**INFORMATION SHOWN**
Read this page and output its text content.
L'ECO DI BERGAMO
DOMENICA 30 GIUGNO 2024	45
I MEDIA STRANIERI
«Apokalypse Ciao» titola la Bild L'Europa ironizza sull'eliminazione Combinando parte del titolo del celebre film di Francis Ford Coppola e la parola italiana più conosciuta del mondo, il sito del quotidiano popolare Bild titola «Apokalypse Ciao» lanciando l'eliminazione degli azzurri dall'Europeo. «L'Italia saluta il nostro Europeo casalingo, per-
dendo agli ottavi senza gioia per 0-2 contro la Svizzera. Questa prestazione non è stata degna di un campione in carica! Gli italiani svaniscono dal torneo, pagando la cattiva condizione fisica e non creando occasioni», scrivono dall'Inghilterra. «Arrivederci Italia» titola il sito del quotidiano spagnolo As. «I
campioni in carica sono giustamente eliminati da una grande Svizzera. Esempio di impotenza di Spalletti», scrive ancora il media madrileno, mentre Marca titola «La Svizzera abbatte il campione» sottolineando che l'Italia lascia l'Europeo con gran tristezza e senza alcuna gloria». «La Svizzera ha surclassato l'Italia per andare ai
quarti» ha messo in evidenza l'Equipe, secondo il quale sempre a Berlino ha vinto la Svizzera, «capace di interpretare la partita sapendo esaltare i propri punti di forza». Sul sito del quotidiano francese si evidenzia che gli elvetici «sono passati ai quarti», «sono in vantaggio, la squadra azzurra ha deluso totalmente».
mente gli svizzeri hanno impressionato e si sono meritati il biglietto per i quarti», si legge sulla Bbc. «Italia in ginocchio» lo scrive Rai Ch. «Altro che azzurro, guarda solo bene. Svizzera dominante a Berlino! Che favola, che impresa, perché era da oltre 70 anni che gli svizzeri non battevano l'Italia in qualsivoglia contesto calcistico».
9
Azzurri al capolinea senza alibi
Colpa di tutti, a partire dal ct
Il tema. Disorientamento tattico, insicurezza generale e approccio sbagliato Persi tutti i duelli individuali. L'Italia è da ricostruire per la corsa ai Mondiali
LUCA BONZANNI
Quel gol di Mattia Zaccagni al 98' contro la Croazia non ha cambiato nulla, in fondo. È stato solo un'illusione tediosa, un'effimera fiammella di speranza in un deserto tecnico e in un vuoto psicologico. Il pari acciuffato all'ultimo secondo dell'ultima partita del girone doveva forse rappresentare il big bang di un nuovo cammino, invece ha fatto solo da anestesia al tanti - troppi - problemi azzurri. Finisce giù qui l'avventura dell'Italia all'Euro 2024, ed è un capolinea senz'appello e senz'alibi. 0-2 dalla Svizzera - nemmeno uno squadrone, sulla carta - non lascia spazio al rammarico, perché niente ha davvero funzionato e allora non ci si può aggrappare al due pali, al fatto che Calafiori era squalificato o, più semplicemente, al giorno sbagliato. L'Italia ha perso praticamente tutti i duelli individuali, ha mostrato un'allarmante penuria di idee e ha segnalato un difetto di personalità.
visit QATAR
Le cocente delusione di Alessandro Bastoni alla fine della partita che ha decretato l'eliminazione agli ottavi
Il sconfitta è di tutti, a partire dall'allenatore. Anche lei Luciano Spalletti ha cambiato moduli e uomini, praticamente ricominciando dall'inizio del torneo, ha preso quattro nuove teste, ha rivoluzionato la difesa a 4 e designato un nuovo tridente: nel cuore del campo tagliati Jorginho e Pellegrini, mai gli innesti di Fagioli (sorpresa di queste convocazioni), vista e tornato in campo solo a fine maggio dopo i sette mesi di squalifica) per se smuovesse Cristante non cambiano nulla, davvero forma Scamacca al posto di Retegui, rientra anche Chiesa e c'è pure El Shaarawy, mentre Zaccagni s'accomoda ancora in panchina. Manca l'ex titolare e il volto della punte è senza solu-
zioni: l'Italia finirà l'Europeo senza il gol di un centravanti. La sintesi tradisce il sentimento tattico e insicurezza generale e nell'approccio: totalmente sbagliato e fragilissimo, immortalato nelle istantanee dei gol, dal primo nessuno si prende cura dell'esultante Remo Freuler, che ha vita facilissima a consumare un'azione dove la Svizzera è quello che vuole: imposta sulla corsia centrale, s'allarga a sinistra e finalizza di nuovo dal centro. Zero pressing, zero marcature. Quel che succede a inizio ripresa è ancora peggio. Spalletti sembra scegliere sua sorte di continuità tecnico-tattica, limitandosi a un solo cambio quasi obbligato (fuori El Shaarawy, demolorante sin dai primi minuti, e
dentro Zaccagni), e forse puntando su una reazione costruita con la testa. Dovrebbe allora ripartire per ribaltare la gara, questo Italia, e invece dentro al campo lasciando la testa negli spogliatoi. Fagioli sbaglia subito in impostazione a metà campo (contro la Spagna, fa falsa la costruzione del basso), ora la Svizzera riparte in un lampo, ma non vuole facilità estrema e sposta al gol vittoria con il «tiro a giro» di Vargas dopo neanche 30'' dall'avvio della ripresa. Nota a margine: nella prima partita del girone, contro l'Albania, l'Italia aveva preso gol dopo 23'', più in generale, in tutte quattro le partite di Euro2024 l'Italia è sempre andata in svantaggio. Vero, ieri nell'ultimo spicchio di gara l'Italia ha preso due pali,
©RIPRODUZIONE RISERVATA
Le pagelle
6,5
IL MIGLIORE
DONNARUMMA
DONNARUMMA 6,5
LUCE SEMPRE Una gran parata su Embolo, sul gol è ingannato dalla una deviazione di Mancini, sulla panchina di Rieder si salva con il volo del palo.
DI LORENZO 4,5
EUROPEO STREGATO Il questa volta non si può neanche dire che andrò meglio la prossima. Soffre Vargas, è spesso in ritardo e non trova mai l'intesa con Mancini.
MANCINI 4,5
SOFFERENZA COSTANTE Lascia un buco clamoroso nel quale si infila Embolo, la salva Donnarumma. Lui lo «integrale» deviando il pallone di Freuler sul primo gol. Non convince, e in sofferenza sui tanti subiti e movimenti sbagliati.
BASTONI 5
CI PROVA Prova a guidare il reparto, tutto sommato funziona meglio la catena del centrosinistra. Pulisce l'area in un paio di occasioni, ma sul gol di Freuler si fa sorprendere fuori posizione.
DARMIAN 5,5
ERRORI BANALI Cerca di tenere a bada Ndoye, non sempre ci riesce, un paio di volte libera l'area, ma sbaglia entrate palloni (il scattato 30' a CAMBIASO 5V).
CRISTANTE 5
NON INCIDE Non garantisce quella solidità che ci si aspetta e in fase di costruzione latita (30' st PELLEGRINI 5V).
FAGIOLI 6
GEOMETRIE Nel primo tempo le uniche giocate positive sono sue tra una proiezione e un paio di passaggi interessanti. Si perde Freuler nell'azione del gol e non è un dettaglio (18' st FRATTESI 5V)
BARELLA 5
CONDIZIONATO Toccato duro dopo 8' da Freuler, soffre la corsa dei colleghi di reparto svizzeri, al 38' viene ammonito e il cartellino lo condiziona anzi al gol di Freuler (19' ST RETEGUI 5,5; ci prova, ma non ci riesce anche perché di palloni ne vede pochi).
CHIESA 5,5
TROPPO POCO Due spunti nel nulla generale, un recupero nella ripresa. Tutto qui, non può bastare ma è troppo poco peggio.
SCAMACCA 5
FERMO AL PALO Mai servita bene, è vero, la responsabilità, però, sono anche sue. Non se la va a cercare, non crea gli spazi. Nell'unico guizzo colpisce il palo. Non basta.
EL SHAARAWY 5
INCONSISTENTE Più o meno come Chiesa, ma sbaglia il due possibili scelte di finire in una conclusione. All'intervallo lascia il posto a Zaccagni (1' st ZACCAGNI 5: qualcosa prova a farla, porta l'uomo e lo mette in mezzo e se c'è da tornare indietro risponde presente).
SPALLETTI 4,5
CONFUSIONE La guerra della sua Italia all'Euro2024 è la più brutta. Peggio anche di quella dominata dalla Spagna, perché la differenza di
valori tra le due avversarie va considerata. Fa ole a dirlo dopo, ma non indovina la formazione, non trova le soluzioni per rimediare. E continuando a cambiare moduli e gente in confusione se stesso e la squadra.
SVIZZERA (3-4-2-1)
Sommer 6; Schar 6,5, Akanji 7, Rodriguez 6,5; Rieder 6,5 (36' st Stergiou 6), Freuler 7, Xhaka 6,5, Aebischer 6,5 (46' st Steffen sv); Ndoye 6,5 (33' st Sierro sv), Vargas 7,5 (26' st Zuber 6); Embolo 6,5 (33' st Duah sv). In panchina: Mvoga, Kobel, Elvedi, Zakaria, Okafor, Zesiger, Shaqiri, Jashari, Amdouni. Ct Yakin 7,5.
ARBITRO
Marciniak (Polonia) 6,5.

**WHAT YOU SHOULD DO**
Pick out the lines that include the word "palo" and write them out.

**IN RESPONSE**
LUCE SEMPRE Una gran parata su Embolo, sul gol è ingannato dalla una deviazione di Mancini, sulla panchina di Rieder si salva con il volo del palo.
FERMO AL PALO Mai servita bene, è vero, la responsabilità, però, sono anche sue. Non se la va a cercare, non crea gli spazi. Nell'unico guizzo colpisce il palo. Non basta.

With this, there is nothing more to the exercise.